**Aim**
Output every line below exactly.

-- start of Stored rows --

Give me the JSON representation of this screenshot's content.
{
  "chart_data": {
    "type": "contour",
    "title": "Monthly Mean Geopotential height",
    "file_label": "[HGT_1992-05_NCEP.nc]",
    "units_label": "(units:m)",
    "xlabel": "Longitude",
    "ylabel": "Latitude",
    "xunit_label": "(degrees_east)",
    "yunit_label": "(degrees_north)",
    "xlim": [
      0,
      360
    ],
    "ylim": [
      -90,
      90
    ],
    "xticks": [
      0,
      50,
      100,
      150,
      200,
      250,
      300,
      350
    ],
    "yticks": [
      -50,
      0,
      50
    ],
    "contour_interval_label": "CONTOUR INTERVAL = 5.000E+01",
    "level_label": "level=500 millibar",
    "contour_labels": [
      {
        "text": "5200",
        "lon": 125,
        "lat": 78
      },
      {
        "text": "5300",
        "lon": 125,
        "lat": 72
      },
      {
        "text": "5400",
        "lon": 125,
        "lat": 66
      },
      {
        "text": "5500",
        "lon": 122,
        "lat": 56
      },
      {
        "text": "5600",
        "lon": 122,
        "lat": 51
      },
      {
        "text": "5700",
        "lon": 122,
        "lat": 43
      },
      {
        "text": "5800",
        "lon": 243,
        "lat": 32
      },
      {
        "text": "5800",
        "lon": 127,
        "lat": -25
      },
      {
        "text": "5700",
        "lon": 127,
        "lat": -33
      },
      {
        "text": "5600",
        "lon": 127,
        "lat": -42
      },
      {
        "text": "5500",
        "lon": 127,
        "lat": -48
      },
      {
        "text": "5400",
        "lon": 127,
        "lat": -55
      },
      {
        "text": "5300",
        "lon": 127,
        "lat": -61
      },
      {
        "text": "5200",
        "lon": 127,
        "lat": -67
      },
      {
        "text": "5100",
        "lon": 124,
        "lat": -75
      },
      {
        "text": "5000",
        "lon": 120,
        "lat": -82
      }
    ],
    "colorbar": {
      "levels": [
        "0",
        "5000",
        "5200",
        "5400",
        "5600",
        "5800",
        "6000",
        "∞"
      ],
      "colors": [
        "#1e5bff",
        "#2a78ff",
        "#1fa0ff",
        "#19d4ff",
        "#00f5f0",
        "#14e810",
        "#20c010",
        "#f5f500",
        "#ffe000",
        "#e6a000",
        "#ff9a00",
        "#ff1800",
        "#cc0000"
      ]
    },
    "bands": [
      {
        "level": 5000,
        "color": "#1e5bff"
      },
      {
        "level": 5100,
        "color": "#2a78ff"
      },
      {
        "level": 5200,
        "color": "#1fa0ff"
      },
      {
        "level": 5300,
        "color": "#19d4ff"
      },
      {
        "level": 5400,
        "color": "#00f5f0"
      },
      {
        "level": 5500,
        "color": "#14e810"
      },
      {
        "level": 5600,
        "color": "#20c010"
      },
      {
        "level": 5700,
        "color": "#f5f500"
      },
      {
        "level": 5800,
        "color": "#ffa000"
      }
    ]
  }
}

-- end of Stored rows --

**Response**
Give me the JSON representation of this screenshot's content.
{
  "chart_data": {
    "type": "contour",
    "title": "Monthly Mean Geopotential height",
    "file_label": "[HGT_1992-05_NCEP.nc]",
    "units_label": "(units:m)",
    "xlabel": "Longitude",
    "ylabel": "Latitude",
    "xunit_label": "(degrees_east)",
    "yunit_label": "(degrees_north)",
    "xlim": [
      0,
      360
    ],
    "ylim": [
      -90,
      90
    ],
    "xticks": [
      0,
      50,
      100,
      150,
      200,
      250,
      300,
      350
    ],
    "yticks": [
      -50,
      0,
      50
    ],
    "contour_interval_label": "CONTOUR INTERVAL = 5.000E+01",
    "level_label": "level=500 millibar",
    "contour_labels": [
      {
        "text": "5200",
        "lon": 125,
        "lat": 78
      },
      {
        "text": "5300",
        "lon": 125,
        "lat": 72
      },
      {
        "text": "5400",
        "lon": 125,
        "lat": 66
      },
      {
        "text": "5500",
        "lon": 122,
        "lat": 56
      },
      {
        "text": "5600",
        "lon": 122,
        "lat": 51
      },
      {
        "text": "5700",
        "lon": 122,
        "lat": 43
      },
      {
        "text": "5800",
        "lon": 243,
        "lat": 32
      },
      {
        "text": "5800",
        "lon": 127,
        "lat": -25
      },
      {
        "text": "5700",
        "lon": 127,
        "lat": -33
      },
      {
        "text": "5600",
        "lon": 127,
        "lat": -42
      },
      {
        "text": "5500",
        "lon": 127,
        "lat": -48
      },
      {
        "text": "5400",
        "lon": 127,
        "lat": -55
      },
      {
        "text": "5300",
        "lon": 127,
        "lat": -61
      },
      {
        "text": "5200",
        "lon": 127,
        "lat": -67
      },
      {
        "text": "5100",
        "lon": 124,
        "lat": -75
      },
      {
        "text": "5000",
        "lon": 120,
        "lat": -82
      }
    ],
    "colorbar": {
      "levels": [
        "0",
        "5000",
        "5200",
        "5400",
        "5600",
        "5800",
        "6000",
        "∞"
      ],
      "colors": [
        "#1e5bff",
        "#2a78ff",
        "#1fa0ff",
        "#19d4ff",
        "#00f5f0",
        "#14e810",
        "#20c010",
        "#f5f500",
        "#ffe000",
        "#e6a000",
        "#ff9a00",
        "#ff1800",
        "#cc0000"
      ]
    },
    "bands": [
      {
        "level": 5000,
        "color": "#1e5bff"
      },
      {
        "level": 5100,
        "color": "#2a78ff"
      },
      {
        "level": 5200,
        "color": "#1fa0ff"
      },
      {
        "level": 5300,
        "color": "#19d4ff"
      },
      {
        "level": 5400,
        "color": "#00f5f0"
      },
      {
        "level": 5500,
        "color": "#14e810"
      },
      {
        "level": 5600,
        "color": "#20c010"
      },
      {
        "level": 5700,
        "color": "#f5f500"
      },
      {
        "level": 5800,
        "color": "#ffa000"
      }
    ]
  }
}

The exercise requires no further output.